▶

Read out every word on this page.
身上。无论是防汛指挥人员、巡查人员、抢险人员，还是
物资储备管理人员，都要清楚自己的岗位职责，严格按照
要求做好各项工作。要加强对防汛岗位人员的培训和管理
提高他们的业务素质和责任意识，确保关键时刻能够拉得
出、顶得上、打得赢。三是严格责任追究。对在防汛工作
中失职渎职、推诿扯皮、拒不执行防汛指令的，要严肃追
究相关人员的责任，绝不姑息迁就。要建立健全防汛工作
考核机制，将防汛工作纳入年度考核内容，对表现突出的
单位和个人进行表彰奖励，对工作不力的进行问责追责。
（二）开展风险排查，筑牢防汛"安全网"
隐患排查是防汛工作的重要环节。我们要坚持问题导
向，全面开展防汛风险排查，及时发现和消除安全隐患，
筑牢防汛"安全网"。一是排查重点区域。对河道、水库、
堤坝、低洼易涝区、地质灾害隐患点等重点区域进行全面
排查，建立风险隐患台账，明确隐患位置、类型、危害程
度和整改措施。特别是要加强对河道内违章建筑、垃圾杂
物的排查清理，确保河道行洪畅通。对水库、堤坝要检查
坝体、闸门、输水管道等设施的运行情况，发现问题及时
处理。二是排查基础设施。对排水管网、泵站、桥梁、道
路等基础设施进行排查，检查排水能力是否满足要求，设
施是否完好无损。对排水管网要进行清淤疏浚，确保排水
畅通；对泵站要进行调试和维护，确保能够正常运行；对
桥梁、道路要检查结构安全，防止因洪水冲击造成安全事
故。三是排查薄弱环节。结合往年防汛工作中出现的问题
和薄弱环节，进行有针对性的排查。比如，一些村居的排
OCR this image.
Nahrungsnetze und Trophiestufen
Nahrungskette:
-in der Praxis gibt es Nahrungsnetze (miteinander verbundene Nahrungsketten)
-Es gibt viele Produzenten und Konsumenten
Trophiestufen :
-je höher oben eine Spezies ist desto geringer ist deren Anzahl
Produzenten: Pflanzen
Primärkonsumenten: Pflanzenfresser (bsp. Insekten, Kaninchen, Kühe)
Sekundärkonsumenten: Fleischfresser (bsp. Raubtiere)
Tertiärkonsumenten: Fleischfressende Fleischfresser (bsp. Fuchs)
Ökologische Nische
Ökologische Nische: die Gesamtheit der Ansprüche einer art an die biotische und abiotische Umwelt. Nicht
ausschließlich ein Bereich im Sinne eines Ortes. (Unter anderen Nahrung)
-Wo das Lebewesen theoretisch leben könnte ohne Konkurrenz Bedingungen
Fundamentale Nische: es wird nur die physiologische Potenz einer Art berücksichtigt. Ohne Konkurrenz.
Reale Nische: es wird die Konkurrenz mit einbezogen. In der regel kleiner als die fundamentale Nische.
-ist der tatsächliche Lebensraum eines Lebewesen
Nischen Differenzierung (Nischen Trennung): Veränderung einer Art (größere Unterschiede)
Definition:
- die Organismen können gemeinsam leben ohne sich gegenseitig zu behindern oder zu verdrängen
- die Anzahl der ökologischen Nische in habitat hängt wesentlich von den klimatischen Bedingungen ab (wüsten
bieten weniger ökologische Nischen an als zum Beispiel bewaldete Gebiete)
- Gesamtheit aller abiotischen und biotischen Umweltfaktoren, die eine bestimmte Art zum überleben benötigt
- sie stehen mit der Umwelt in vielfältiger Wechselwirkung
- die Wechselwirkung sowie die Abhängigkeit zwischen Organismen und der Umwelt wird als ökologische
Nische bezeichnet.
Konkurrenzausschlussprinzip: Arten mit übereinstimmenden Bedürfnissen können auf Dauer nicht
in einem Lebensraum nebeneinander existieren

◀

WHAT YOU ARE ASKED TO DO:
Above are the records; retype them all without a single difference.

EXPECTED OUTPUT:
Read out every word on this page.
身上。无论是防汛指挥人员、巡查人员、抢险人员，还是
物资储备管理人员，都要清楚自己的岗位职责，严格按照
要求做好各项工作。要加强对防汛岗位人员的培训和管理
提高他们的业务素质和责任意识，确保关键时刻能够拉得
出、顶得上、打得赢。三是严格责任追究。对在防汛工作
中失职渎职、推诿扯皮、拒不执行防汛指令的，要严肃追
究相关人员的责任，绝不姑息迁就。要建立健全防汛工作
考核机制，将防汛工作纳入年度考核内容，对表现突出的
单位和个人进行表彰奖励，对工作不力的进行问责追责。
（二）开展风险排查，筑牢防汛"安全网"
隐患排查是防汛工作的重要环节。我们要坚持问题导
向，全面开展防汛风险排查，及时发现和消除安全隐患，
筑牢防汛"安全网"。一是排查重点区域。对河道、水库、
堤坝、低洼易涝区、地质灾害隐患点等重点区域进行全面
排查，建立风险隐患台账，明确隐患位置、类型、危害程
度和整改措施。特别是要加强对河道内违章建筑、垃圾杂
物的排查清理，确保河道行洪畅通。对水库、堤坝要检查
坝体、闸门、输水管道等设施的运行情况，发现问题及时
处理。二是排查基础设施。对排水管网、泵站、桥梁、道
路等基础设施进行排查，检查排水能力是否满足要求，设
施是否完好无损。对排水管网要进行清淤疏浚，确保排水
畅通；对泵站要进行调试和维护，确保能够正常运行；对
桥梁、道路要检查结构安全，防止因洪水冲击造成安全事
故。三是排查薄弱环节。结合往年防汛工作中出现的问题
和薄弱环节，进行有针对性的排查。比如，一些村居的排
OCR this image.
Nahrungsnetze und Trophiestufen
Nahrungskette:
-in der Praxis gibt es Nahrungsnetze (miteinander verbundene Nahrungsketten)
-Es gibt viele Produzenten und Konsumenten
Trophiestufen :
-je höher oben eine Spezies ist desto geringer ist deren Anzahl
Produzenten: Pflanzen
Primärkonsumenten: Pflanzenfresser (bsp. Insekten, Kaninchen, Kühe)
Sekundärkonsumenten: Fleischfresser (bsp. Raubtiere)
Tertiärkonsumenten: Fleischfressende Fleischfresser (bsp. Fuchs)
Ökologische Nische
Ökologische Nische: die Gesamtheit der Ansprüche einer art an die biotische und abiotische Umwelt. Nicht
ausschließlich ein Bereich im Sinne eines Ortes. (Unter anderen Nahrung)
-Wo das Lebewesen theoretisch leben könnte ohne Konkurrenz Bedingungen
Fundamentale Nische: es wird nur die physiologische Potenz einer Art berücksichtigt. Ohne Konkurrenz.
Reale Nische: es wird die Konkurrenz mit einbezogen. In der regel kleiner als die fundamentale Nische.
-ist der tatsächliche Lebensraum eines Lebewesen
Nischen Differenzierung (Nischen Trennung): Veränderung einer Art (größere Unterschiede)
Definition:
- die Organismen können gemeinsam leben ohne sich gegenseitig zu behindern oder zu verdrängen
- die Anzahl der ökologischen Nische in habitat hängt wesentlich von den klimatischen Bedingungen ab (wüsten
bieten weniger ökologische Nischen an als zum Beispiel bewaldete Gebiete)
- Gesamtheit aller abiotischen und biotischen Umweltfaktoren, die eine bestimmte Art zum überleben benötigt
- sie stehen mit der Umwelt in vielfältiger Wechselwirkung
- die Wechselwirkung sowie die Abhängigkeit zwischen Organismen und der Umwelt wird als ökologische
Nische bezeichnet.
Konkurrenzausschlussprinzip: Arten mit übereinstimmenden Bedürfnissen können auf Dauer nicht
in einem Lebensraum nebeneinander existieren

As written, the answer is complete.